[Description of the task]
Copy out precisely the lines beginning at the line that contains "What data was" and ending at the line that contains "Enumerate this chart's", including both.

┌─ Data provided

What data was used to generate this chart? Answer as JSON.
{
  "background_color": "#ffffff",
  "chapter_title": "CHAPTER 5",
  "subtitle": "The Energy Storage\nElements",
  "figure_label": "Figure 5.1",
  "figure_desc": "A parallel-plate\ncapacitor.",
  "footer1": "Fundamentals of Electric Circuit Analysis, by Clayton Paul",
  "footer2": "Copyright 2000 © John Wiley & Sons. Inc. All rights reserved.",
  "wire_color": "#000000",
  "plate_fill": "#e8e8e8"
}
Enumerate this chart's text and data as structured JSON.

└─
┌─ Data provided

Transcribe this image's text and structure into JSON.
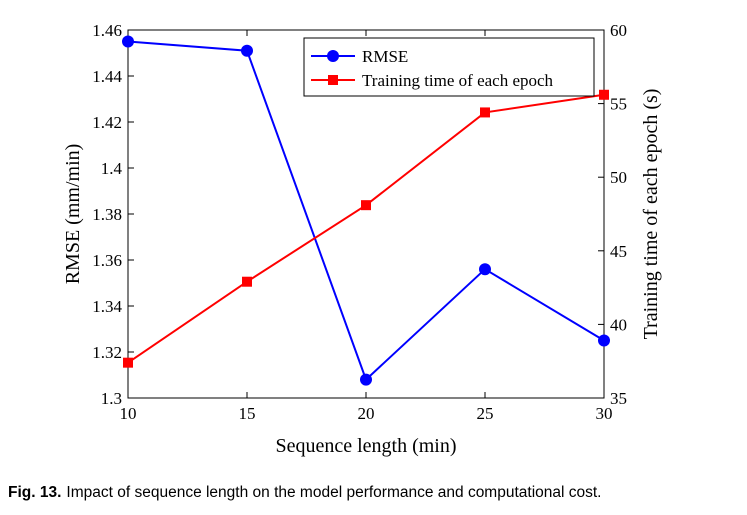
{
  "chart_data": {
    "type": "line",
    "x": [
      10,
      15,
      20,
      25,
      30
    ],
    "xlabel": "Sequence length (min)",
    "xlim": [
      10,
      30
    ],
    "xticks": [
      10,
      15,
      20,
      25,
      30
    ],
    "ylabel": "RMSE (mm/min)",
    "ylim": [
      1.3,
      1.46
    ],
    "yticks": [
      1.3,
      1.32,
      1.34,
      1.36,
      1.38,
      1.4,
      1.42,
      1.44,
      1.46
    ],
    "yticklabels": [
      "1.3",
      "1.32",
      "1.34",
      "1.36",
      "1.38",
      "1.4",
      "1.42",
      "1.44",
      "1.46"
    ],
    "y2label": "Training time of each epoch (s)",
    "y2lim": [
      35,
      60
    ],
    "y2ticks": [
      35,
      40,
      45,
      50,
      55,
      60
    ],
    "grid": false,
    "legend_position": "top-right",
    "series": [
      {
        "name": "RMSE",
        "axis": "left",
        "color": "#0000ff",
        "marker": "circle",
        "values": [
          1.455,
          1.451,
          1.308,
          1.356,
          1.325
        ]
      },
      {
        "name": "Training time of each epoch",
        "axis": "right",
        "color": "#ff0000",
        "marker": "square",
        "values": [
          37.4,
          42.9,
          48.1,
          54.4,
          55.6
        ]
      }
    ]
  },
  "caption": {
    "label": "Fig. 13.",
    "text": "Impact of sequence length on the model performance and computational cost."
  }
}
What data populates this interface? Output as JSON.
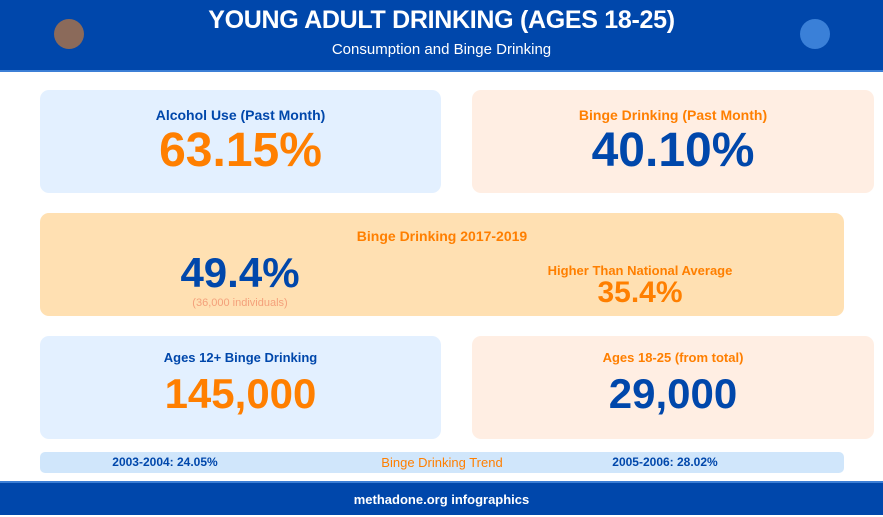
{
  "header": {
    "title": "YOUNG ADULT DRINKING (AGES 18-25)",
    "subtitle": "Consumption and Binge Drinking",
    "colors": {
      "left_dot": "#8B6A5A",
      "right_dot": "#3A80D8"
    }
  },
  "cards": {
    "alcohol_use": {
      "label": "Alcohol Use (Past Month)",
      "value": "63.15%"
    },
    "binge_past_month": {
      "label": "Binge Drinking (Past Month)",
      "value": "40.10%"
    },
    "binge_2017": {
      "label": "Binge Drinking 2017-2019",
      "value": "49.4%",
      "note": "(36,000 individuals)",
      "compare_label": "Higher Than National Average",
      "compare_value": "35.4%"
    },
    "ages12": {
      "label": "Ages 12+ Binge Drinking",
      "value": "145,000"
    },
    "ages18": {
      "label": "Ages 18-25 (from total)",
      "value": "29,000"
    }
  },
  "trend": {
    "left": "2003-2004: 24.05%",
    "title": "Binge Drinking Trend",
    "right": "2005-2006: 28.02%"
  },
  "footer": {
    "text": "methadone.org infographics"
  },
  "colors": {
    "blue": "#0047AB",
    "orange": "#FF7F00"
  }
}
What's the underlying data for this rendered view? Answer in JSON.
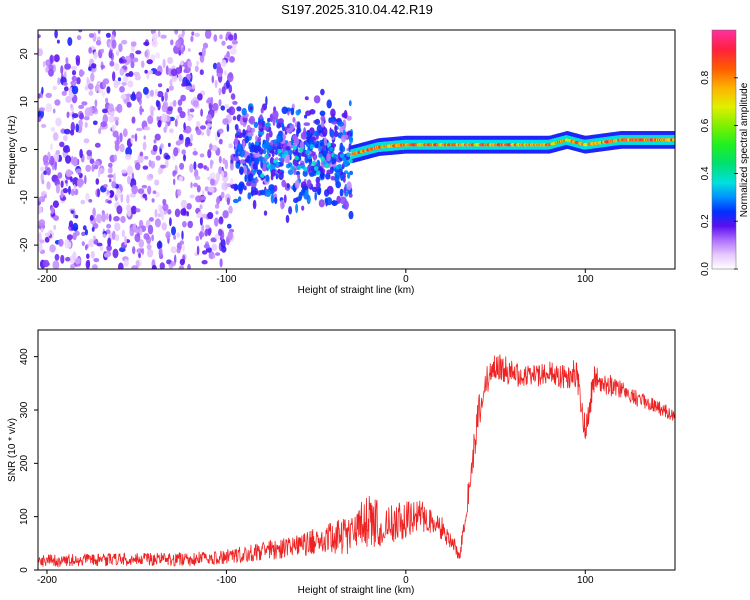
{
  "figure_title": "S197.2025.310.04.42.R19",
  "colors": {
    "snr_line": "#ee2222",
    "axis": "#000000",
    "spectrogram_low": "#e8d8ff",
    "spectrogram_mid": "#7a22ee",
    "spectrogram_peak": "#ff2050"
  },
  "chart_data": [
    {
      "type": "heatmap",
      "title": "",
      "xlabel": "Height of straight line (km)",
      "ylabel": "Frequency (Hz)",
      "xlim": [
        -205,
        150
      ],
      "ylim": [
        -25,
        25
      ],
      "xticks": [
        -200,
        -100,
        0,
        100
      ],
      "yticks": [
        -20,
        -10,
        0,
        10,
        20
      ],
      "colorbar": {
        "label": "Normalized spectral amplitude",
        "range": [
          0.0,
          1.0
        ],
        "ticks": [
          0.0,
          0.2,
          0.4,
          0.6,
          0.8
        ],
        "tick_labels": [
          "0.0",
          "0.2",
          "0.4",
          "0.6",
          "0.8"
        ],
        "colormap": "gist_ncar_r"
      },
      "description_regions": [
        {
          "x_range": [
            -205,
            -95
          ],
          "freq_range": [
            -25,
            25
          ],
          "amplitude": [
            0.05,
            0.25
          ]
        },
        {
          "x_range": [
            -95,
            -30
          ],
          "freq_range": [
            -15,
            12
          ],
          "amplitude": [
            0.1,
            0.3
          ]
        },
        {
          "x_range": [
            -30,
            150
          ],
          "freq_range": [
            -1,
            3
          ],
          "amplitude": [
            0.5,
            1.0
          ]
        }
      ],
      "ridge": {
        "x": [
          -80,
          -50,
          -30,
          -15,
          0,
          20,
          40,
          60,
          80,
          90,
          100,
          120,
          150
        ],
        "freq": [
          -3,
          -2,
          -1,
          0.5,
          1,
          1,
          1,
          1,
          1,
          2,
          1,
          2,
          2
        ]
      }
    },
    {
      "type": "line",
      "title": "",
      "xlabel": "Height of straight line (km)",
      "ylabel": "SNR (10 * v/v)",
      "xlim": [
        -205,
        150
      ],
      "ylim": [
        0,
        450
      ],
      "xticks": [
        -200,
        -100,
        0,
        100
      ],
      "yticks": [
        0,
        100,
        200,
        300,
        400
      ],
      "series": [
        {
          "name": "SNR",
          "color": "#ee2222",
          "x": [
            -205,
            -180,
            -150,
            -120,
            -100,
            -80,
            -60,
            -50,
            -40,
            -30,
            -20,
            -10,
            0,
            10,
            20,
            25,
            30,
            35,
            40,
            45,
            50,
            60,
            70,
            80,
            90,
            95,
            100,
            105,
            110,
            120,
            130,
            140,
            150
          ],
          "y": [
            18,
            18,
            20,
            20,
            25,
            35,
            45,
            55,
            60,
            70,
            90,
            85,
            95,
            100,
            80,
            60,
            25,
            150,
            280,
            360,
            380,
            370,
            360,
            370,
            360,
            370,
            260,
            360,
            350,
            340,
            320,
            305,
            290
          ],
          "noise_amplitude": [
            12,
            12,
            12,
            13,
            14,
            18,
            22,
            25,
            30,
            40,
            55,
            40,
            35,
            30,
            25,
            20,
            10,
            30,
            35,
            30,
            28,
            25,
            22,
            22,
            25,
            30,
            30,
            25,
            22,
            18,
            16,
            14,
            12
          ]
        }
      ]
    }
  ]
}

└─

[Solution]
What data was used to generate this chart? Answer as JSON.
{
  "background_color": "#ffffff",
  "chapter_title": "CHAPTER 5",
  "subtitle": "The Energy Storage\nElements",
  "figure_label": "Figure 5.1",
  "figure_desc": "A parallel-plate\ncapacitor.",
  "footer1": "Fundamentals of Electric Circuit Analysis, by Clayton Paul",
  "footer2": "Copyright 2000 © John Wiley & Sons. Inc. All rights reserved.",
  "wire_color": "#000000",
  "plate_fill": "#e8e8e8"
}
Enumerate this chart's text and data as structured JSON.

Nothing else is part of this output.